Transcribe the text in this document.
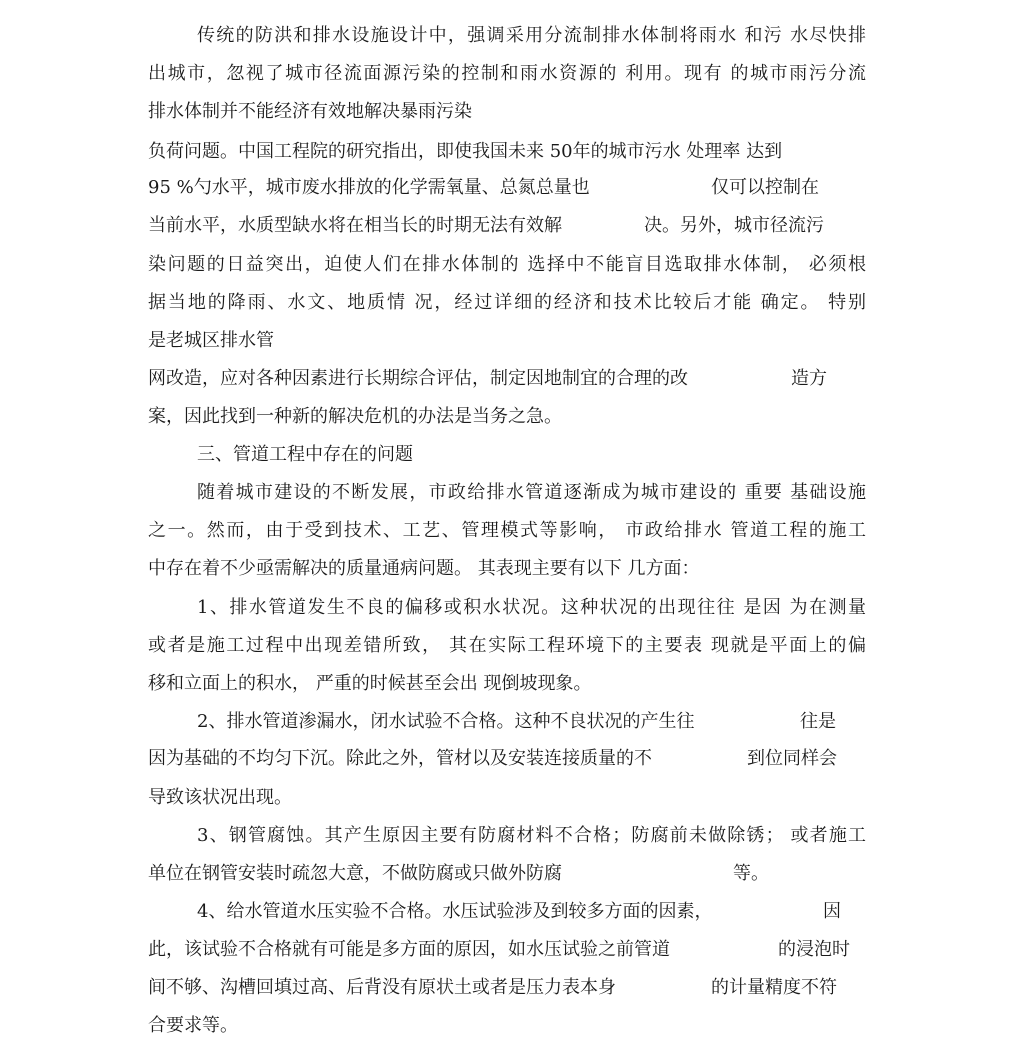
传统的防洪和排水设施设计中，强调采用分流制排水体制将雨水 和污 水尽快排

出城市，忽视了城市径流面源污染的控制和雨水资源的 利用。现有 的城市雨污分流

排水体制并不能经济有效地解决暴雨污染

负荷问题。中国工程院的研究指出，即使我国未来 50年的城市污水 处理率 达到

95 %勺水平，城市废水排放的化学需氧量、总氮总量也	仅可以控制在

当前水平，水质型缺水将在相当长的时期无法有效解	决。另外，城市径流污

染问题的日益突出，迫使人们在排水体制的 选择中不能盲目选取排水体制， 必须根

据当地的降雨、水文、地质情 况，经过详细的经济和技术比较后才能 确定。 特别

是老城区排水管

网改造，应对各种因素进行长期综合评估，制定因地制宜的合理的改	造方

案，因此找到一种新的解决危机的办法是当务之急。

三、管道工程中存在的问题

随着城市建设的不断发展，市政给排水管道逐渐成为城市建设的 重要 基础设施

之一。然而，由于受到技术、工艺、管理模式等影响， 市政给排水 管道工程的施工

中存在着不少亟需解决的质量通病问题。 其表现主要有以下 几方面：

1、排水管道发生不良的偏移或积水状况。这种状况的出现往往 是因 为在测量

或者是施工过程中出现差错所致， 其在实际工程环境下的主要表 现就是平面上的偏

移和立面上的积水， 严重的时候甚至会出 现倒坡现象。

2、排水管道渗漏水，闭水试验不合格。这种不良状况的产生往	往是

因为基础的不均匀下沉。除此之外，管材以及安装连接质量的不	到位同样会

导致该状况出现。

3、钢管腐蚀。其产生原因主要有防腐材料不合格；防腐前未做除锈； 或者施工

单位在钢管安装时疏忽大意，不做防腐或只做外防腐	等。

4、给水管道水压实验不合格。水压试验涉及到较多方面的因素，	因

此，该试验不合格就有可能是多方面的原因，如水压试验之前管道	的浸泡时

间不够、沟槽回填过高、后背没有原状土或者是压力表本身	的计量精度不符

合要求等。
....
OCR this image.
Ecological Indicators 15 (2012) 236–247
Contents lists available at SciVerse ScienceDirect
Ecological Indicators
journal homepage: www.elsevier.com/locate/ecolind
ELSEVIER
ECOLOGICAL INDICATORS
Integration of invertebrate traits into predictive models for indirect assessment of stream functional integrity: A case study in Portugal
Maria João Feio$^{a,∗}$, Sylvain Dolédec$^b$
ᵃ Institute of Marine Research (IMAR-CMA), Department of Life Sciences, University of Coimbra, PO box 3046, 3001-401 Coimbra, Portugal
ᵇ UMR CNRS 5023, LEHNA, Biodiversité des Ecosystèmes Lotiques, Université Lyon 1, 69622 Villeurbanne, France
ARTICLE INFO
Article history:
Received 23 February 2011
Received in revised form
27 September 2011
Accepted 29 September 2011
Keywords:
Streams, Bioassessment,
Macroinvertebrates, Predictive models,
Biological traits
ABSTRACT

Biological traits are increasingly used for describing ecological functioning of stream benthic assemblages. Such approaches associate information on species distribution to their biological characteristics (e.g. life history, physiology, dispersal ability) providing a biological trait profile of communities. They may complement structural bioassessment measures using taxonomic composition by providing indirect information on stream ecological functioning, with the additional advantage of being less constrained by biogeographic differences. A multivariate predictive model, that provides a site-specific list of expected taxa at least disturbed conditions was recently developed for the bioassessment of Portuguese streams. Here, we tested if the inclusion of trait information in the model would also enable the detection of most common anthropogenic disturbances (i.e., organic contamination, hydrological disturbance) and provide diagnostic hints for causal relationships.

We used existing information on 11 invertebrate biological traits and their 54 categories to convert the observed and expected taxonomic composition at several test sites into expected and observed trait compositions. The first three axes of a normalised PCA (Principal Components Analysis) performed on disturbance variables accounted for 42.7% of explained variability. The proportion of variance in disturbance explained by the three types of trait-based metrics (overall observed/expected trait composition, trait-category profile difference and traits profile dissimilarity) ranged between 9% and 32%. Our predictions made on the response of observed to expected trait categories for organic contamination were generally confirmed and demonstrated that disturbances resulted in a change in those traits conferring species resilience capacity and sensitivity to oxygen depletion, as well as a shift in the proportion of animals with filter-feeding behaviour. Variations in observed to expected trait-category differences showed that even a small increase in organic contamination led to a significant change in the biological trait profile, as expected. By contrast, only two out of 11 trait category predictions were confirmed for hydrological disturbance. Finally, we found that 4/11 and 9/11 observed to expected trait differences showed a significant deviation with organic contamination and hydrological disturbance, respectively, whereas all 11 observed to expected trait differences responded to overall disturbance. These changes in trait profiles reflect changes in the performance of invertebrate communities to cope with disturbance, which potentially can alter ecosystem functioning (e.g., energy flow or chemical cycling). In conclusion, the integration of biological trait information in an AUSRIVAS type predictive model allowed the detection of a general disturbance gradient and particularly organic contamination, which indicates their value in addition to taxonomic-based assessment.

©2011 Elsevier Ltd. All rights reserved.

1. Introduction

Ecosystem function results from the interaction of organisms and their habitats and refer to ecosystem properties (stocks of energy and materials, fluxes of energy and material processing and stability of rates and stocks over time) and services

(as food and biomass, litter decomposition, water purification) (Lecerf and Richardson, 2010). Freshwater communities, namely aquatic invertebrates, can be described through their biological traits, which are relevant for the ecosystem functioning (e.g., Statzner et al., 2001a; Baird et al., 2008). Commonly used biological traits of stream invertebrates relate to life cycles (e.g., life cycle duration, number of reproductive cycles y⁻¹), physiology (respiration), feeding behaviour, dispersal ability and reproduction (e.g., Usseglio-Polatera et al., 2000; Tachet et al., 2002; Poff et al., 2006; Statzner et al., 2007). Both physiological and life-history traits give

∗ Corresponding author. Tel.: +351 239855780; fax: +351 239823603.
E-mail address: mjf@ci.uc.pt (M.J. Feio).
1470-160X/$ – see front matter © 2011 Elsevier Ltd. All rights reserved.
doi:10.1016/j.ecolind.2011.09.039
....
» **Instructions for the task**
Of the lines in this listing, report how many contain the string "Portugal", and give the number only.

» **Answer to this exercise**
2